START PROVIDED TEXT
A Pod of Assistants

The “claw” ecosystem of AI assistants, named after OpenClaw’s lobster mascot, is expanding fast. Recently, OpenAI hired Peter Steinberger (@steipete), creator of OpenClaw (née Clawdbot, née Moltbot), and this week we’ve seen several alternatives appear, each iterating on the idea in different directions. A non-exhaustive list:

The idea of “generalist agents” is very powerful and the examples we’ve seen already give us a real insight of what the future has in store. But, we’re a little way off figuring out how to make general assistants reliable enough to be used as anything other than (compelling) experiments, and surely further away still, from understanding how they can be made safe for enterprise adoption. Given the potential and amount of effort going into developing and researching these systems, one can imagine it’s really just a matter of time, but today the risks are real and numerous.

A paper released this week, Agents of Chaos, by researchers from Northeastern University, Harvard, Carnegie Mellon, and others documents the many ways they could get OpenClaw to break free from guardrails and act in ways misaligned from user intent. I created a notebooklm podcast based on the paper.

Ox Security this week released a security review blog of OpenClaw.
END PROVIDED TEXT
START SOURCE MATERIAL
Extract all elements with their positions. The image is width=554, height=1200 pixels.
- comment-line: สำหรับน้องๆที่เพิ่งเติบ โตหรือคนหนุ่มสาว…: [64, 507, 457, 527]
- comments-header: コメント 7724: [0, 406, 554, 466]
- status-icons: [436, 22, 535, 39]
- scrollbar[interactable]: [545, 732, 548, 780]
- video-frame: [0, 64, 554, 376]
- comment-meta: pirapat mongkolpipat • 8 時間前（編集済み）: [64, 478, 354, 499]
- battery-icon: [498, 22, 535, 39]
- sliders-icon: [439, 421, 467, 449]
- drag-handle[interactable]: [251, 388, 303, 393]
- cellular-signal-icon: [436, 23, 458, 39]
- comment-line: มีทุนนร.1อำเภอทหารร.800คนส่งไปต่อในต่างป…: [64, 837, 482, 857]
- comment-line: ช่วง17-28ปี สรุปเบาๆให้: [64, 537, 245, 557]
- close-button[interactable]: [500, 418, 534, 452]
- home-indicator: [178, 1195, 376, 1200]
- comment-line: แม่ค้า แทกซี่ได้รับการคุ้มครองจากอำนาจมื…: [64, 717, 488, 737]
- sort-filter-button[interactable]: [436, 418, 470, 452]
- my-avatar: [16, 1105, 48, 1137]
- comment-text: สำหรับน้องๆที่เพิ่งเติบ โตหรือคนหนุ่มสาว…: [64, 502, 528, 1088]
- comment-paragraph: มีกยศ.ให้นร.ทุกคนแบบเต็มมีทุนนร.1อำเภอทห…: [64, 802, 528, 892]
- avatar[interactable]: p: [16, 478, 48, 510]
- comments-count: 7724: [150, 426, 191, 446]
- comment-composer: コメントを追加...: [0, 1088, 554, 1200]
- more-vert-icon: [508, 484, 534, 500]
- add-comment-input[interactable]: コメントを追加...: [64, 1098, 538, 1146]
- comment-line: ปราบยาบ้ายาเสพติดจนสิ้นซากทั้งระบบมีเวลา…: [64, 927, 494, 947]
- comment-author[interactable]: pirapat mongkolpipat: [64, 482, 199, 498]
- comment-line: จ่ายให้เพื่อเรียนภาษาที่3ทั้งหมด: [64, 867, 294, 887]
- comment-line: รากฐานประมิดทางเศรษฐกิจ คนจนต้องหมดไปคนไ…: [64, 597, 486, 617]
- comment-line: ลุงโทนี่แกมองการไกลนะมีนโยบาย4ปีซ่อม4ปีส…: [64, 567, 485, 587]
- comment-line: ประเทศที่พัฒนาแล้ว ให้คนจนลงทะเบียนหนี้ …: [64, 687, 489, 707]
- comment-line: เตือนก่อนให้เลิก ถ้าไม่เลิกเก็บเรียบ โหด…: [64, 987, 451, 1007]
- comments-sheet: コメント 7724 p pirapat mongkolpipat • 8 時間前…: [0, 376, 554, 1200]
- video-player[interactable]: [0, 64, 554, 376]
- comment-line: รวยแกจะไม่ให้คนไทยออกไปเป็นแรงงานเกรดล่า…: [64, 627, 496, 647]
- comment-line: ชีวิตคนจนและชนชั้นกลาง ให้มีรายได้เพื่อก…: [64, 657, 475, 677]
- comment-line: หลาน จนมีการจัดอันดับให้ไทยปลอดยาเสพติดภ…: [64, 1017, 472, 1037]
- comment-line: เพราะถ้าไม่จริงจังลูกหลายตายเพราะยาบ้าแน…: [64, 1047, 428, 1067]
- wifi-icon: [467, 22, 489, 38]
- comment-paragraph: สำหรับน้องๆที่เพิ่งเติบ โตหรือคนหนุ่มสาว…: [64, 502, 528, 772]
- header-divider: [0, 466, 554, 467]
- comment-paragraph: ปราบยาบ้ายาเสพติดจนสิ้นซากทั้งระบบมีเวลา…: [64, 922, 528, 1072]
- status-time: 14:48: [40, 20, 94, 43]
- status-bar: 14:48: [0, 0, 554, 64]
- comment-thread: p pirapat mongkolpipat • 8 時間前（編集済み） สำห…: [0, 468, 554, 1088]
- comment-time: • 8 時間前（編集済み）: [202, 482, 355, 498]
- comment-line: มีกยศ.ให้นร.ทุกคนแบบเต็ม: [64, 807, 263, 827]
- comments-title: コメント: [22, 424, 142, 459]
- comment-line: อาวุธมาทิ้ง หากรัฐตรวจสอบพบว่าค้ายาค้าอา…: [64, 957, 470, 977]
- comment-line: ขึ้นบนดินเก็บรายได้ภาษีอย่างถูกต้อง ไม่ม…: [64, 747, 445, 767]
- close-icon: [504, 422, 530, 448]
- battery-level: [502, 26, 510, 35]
END SOURCE MATERIAL
> _WORK INSTRUCTIONS_:
Continue the article on the "claw" ecosystem of AI assistants, which appears before the items, starting right after its final sentence.

> _ANSWER SECTION_:
And in a real life example of how things can go south, Summer Yue, Meta’s Director of AI Safety & Alignment, watched OpenClaw speed run deleting her inbox.

Agentic tooling

The pace of new releases of agentic tooling and harnesses is explosive right now. From the myriad, a couple have stood out that seem worth a deeper dive:

  1. Pi: A minimalist coding agent that’s been gaining mindshare. Pi shuns complexity — a tiny system prompt, just four tools (Read, Write, Edit, Bash), and full transparency into what’s happening under the hood. The premise is that frontier models already know how to work with bash, Linux, and programming languages, so you don’t need a massive prompt to guide them. It is however fully extensible, and Pi can write its own extensions if you need it to. It’s also fully open source, so you can understand more of what’s going on, as well as build up a harness that’s not locked into any one model provider.

    This week it was added to Ollama so you can run it with ollama launch pi I’ve started running it alongside Claude Code to see if it’s ready to take over as my daily driver.

  2. Hermes Agent by Nous Research, positioned as a blend between coding agents like Claude Code and generalist agents like OpenClaw.

MCP vs CLI

Following on from the success of OpenClaw — which famously shuns MCP in favour of CLI access to tools — the conversation about MCP’s future has been heating up. Critics point to the context bloat MCP introduces; proponents counter that enterprise adoption shows it solves real problems.

This week, Polymarket launched an official CLI for their prediction marketplace. One assumes this is in response to the volume of agent-based traffic (and fees) hitting their platform. Their decision to ship a CLI rather than an MCP interface raises interesting questions about when each approach makes sense. In I Made MCP 94% Cheaper the author explains why the CLI can be appealing from a token usage perspective.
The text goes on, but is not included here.